--- START OF The input ---

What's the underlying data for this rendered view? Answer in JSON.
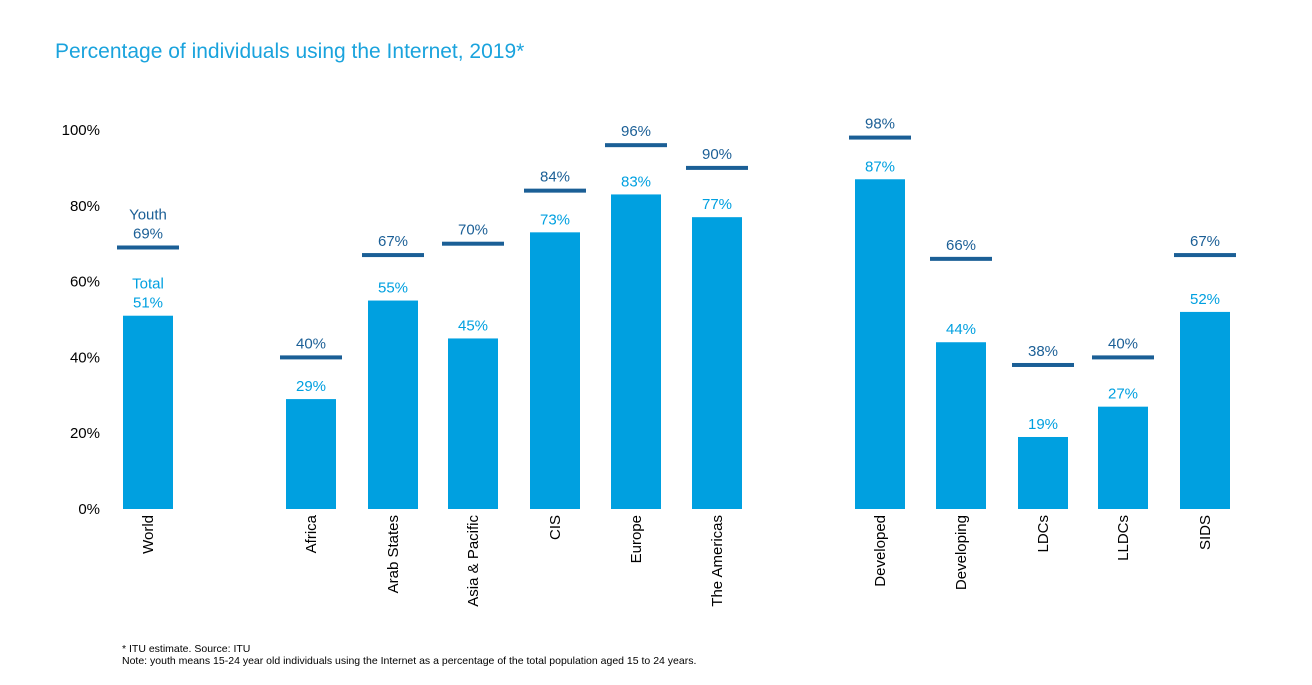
{
  "chart_data": {
    "type": "bar",
    "title": "Percentage of individuals using the Internet, 2019*",
    "categories": [
      "World",
      "Africa",
      "Arab States",
      "Asia & Pacific",
      "CIS",
      "Europe",
      "The Americas",
      "Developed",
      "Developing",
      "LDCs",
      "LLDCs",
      "SIDS"
    ],
    "series": [
      {
        "name": "Total",
        "values": [
          51,
          29,
          55,
          45,
          73,
          83,
          77,
          87,
          44,
          19,
          27,
          52
        ]
      },
      {
        "name": "Youth",
        "values": [
          69,
          40,
          67,
          70,
          84,
          96,
          90,
          98,
          66,
          38,
          40,
          67
        ]
      }
    ],
    "y_ticks": [
      "0%",
      "20%",
      "40%",
      "60%",
      "80%",
      "100%"
    ],
    "ylim": [
      0,
      100
    ],
    "grid": false,
    "colors": {
      "total": "#00a0e0",
      "youth": "#1b5f96",
      "title": "#1aa3dd"
    }
  },
  "footnotes": {
    "source": "* ITU estimate. Source: ITU",
    "note": "Note: youth means 15-24 year old individuals using the Internet as a percentage of the total population aged 15 to 24 years."
  }
}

--- END OF The input ---

> [Stated problem]: Search the data for "Internet". Copy every line that has it.

> [Answer to the problem]:
    "title": "Percentage of individuals using the Internet, 2019*",
    "note": "Note: youth means 15-24 year old individuals using the Internet as a percentage of the total population aged 15 to 24 years."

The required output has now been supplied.